UKBiobankビッグデータでCADのリスクのゲノム予測スコアmetaGRSを開発
Genomic Risk Prediction of Coronary Artery Disease in 480,000 Adults
Implications for Primary Prevention
背景
ゲノムデータによる冠動脈疾患(CAD)リスク評価がいくつか試みられている。英Cambridge Baker Systems Genomics InitiativeのInouyeらは、UKBibankデータ170万バリアントに基づくCAD(metaGRS)リスクスコアを開発し、その有用性を評価した(CAD症例22,242、対照例460,387)。
結論
CADハザード比(HR)は、metaGRSスコア1SD増加につき1.71であり、既発表のすべての遺伝子リスクスコアより大きかった。個人をCADリスクの異なるライフコース軌道に階層化した場合、metaGRSスコア最上位20%個人のリスクは下位20%に比しHR4.17であった。metaGRSは、従来の6リスク要因(喫煙・糖尿病・高血圧・BMI・自己報告高コレステロール血症・家族歴)のいずれよりもCAD発症のC指数が高かった(C=0.623)。従来因子2以上保有でmetaGRS上位20%である男性は、48歳までのCAD累積リスクが10%に達した。
........
### 作業の指示:
本文で「従来の6リスク要因」として挙げられているものを、すべて書き出してください。 これらのレコードは本文とは関係ありません。

データセットのレコード
........
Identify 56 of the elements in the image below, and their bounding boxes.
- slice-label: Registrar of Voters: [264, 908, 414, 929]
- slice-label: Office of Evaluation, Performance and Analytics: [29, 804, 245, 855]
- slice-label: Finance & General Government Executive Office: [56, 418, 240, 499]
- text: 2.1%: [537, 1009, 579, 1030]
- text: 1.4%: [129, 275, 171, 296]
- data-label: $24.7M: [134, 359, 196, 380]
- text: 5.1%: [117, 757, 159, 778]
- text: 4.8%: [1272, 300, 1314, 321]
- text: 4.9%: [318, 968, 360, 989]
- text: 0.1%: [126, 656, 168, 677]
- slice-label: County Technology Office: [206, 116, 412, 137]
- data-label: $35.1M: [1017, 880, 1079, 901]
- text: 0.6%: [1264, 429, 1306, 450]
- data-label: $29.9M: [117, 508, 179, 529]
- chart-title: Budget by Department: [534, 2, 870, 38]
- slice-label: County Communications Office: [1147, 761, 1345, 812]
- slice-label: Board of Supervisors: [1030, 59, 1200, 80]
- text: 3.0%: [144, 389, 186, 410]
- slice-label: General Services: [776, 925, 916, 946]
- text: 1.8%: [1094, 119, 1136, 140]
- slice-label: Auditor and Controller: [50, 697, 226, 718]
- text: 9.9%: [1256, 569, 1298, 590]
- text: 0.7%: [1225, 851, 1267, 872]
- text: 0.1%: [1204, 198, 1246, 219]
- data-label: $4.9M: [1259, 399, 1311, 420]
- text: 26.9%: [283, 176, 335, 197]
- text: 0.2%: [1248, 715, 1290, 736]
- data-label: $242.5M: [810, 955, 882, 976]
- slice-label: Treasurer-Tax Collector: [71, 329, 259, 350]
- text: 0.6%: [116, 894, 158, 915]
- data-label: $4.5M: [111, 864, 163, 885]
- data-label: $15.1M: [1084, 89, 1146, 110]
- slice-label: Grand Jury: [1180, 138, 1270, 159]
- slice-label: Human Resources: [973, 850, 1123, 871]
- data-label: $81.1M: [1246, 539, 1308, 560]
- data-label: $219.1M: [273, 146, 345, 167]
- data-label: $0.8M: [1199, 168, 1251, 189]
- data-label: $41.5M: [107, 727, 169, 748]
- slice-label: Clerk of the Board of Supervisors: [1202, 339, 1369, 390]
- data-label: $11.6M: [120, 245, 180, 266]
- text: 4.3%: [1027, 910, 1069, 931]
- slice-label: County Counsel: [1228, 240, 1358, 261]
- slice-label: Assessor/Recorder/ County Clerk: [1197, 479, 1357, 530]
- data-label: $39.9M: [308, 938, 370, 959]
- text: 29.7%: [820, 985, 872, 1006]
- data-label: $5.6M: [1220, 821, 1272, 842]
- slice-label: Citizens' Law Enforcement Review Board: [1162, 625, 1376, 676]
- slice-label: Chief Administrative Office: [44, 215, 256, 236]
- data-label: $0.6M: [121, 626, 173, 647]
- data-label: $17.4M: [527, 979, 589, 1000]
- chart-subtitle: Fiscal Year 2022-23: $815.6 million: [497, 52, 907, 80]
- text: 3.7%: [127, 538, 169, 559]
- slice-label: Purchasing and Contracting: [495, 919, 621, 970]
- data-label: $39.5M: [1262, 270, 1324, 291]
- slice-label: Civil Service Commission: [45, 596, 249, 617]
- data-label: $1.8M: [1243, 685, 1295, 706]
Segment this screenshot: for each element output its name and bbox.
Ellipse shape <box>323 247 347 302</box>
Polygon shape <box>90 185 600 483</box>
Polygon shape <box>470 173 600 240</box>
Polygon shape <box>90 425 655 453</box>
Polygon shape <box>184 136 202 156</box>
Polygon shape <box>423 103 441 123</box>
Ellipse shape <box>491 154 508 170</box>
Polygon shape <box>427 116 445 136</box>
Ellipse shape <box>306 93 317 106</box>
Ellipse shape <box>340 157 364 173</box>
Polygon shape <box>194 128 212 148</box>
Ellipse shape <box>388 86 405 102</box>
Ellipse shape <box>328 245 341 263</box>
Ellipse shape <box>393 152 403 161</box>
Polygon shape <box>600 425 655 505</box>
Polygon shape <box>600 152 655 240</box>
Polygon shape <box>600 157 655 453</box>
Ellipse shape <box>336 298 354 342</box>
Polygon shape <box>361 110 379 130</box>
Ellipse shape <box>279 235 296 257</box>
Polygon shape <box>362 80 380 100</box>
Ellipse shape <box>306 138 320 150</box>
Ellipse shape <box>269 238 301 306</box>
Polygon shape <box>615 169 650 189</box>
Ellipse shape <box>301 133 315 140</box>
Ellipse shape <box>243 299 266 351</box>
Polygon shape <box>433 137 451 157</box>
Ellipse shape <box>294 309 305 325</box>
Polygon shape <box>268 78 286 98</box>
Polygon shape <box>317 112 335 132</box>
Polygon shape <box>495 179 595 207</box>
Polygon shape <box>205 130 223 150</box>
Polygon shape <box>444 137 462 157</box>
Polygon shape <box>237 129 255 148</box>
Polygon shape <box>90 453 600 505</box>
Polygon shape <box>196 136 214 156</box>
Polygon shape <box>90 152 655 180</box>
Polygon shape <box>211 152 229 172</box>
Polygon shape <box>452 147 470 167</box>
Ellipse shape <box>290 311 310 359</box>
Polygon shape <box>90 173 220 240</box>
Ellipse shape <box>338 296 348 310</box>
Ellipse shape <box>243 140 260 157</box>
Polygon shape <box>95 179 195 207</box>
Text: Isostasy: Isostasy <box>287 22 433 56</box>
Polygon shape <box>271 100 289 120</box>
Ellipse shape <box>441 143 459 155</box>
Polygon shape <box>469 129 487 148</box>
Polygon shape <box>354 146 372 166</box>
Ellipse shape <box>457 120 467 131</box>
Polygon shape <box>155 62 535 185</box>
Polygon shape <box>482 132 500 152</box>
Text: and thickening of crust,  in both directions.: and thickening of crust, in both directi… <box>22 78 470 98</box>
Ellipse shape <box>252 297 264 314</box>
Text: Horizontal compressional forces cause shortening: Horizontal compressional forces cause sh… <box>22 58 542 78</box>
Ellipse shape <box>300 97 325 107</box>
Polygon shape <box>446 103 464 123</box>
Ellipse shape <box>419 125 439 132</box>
........
### 出力:
喫煙、糖尿病、高血圧、BMI、自己報告高コレステロール血症、家族歴